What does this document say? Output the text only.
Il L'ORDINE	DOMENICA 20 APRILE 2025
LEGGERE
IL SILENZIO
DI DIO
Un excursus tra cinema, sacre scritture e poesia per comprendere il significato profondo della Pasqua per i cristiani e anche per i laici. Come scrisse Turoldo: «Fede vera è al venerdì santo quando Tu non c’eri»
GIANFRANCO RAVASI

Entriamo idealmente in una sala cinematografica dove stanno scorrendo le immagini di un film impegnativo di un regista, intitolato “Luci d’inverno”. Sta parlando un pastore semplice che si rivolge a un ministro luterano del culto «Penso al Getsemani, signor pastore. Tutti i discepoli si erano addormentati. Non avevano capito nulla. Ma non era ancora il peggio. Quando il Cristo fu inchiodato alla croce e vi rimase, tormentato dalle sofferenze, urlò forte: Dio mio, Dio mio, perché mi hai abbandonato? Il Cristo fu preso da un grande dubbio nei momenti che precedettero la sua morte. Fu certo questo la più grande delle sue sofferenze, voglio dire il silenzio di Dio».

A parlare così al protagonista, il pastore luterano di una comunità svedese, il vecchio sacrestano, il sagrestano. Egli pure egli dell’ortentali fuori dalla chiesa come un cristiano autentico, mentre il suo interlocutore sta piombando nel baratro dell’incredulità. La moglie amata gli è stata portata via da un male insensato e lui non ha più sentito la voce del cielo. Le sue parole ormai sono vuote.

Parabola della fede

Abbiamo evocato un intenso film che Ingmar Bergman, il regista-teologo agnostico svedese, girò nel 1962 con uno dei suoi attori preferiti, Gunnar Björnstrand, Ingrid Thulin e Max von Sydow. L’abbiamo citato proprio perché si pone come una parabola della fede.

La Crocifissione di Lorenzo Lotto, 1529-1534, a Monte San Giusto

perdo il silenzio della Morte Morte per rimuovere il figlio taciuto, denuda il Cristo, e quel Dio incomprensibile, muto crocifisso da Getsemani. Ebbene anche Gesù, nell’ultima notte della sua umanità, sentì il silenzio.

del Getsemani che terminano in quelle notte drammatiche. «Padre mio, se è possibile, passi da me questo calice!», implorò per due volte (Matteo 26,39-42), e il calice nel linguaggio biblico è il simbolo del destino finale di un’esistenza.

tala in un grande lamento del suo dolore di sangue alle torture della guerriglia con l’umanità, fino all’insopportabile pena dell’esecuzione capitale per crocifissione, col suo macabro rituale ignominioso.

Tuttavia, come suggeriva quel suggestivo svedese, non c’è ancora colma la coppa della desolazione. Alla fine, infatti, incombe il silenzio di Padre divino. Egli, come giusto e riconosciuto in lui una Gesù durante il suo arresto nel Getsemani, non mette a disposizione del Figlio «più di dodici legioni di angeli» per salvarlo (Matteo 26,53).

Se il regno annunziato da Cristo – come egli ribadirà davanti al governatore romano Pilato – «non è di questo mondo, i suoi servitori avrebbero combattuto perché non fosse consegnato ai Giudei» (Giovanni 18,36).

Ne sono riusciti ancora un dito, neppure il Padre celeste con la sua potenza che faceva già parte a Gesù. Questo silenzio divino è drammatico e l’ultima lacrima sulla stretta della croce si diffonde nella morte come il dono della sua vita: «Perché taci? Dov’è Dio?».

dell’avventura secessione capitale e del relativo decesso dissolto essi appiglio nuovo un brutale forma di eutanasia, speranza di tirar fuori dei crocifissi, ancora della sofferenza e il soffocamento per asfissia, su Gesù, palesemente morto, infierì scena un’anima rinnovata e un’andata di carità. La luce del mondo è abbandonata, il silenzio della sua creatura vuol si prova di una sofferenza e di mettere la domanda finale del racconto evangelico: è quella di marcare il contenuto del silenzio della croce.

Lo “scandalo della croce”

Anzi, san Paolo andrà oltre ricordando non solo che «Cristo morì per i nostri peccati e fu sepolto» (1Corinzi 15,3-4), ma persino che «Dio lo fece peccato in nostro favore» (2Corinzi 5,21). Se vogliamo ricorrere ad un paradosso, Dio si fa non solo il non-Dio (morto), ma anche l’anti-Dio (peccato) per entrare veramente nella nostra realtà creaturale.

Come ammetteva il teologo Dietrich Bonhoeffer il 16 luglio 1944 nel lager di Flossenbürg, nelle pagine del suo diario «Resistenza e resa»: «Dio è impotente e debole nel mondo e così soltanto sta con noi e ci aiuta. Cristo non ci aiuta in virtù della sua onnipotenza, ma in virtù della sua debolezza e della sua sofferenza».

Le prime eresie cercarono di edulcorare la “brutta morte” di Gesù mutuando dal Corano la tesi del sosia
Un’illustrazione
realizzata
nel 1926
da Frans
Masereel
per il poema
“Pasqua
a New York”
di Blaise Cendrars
---+---
→ **WHAT IS BEING ASKED**:
Write the entire listing out again, word for word.

→ **RESULT OF THIS TASK**:
What does this document say? Output the text only.
Il L'ORDINE	DOMENICA 20 APRILE 2025
LEGGERE
IL SILENZIO
DI DIO
Un excursus tra cinema, sacre scritture e poesia per comprendere il significato profondo della Pasqua per i cristiani e anche per i laici. Come scrisse Turoldo: «Fede vera è al venerdì santo quando Tu non c’eri»
GIANFRANCO RAVASI

Entriamo idealmente in una sala cinematografica dove stanno scorrendo le immagini di un film impegnativo di un regista, intitolato “Luci d’inverno”. Sta parlando un pastore semplice che si rivolge a un ministro luterano del culto «Penso al Getsemani, signor pastore. Tutti i discepoli si erano addormentati. Non avevano capito nulla. Ma non era ancora il peggio. Quando il Cristo fu inchiodato alla croce e vi rimase, tormentato dalle sofferenze, urlò forte: Dio mio, Dio mio, perché mi hai abbandonato? Il Cristo fu preso da un grande dubbio nei momenti che precedettero la sua morte. Fu certo questo la più grande delle sue sofferenze, voglio dire il silenzio di Dio».

A parlare così al protagonista, il pastore luterano di una comunità svedese, il vecchio sacrestano, il sagrestano. Egli pure egli dell’ortentali fuori dalla chiesa come un cristiano autentico, mentre il suo interlocutore sta piombando nel baratro dell’incredulità. La moglie amata gli è stata portata via da un male insensato e lui non ha più sentito la voce del cielo. Le sue parole ormai sono vuote.

Parabola della fede

Abbiamo evocato un intenso film che Ingmar Bergman, il regista-teologo agnostico svedese, girò nel 1962 con uno dei suoi attori preferiti, Gunnar Björnstrand, Ingrid Thulin e Max von Sydow. L’abbiamo citato proprio perché si pone come una parabola della fede.

La Crocifissione di Lorenzo Lotto, 1529-1534, a Monte San Giusto

perdo il silenzio della Morte Morte per rimuovere il figlio taciuto, denuda il Cristo, e quel Dio incomprensibile, muto crocifisso da Getsemani. Ebbene anche Gesù, nell’ultima notte della sua umanità, sentì il silenzio.

del Getsemani che terminano in quelle notte drammatiche. «Padre mio, se è possibile, passi da me questo calice!», implorò per due volte (Matteo 26,39-42), e il calice nel linguaggio biblico è il simbolo del destino finale di un’esistenza.

tala in un grande lamento del suo dolore di sangue alle torture della guerriglia con l’umanità, fino all’insopportabile pena dell’esecuzione capitale per crocifissione, col suo macabro rituale ignominioso.

Tuttavia, come suggeriva quel suggestivo svedese, non c’è ancora colma la coppa della desolazione. Alla fine, infatti, incombe il silenzio di Padre divino. Egli, come giusto e riconosciuto in lui una Gesù durante il suo arresto nel Getsemani, non mette a disposizione del Figlio «più di dodici legioni di angeli» per salvarlo (Matteo 26,53).

Se il regno annunziato da Cristo – come egli ribadirà davanti al governatore romano Pilato – «non è di questo mondo, i suoi servitori avrebbero combattuto perché non fosse consegnato ai Giudei» (Giovanni 18,36).

Ne sono riusciti ancora un dito, neppure il Padre celeste con la sua potenza che faceva già parte a Gesù. Questo silenzio divino è drammatico e l’ultima lacrima sulla stretta della croce si diffonde nella morte come il dono della sua vita: «Perché taci? Dov’è Dio?».

dell’avventura secessione capitale e del relativo decesso dissolto essi appiglio nuovo un brutale forma di eutanasia, speranza di tirar fuori dei crocifissi, ancora della sofferenza e il soffocamento per asfissia, su Gesù, palesemente morto, infierì scena un’anima rinnovata e un’andata di carità. La luce del mondo è abbandonata, il silenzio della sua creatura vuol si prova di una sofferenza e di mettere la domanda finale del racconto evangelico: è quella di marcare il contenuto del silenzio della croce.

Lo “scandalo della croce”

Anzi, san Paolo andrà oltre ricordando non solo che «Cristo morì per i nostri peccati e fu sepolto» (1Corinzi 15,3-4), ma persino che «Dio lo fece peccato in nostro favore» (2Corinzi 5,21). Se vogliamo ricorrere ad un paradosso, Dio si fa non solo il non-Dio (morto), ma anche l’anti-Dio (peccato) per entrare veramente nella nostra realtà creaturale.

Come ammetteva il teologo Dietrich Bonhoeffer il 16 luglio 1944 nel lager di Flossenbürg, nelle pagine del suo diario «Resistenza e resa»: «Dio è impotente e debole nel mondo e così soltanto sta con noi e ci aiuta. Cristo non ci aiuta in virtù della sua onnipotenza, ma in virtù della sua debolezza e della sua sofferenza».

Le prime eresie cercarono di edulcorare la “brutta morte” di Gesù mutuando dal Corano la tesi del sosia
Un’illustrazione
realizzata
nel 1926
da Frans
Masereel
per il poema
“Pasqua
a New York”
di Blaise Cendrars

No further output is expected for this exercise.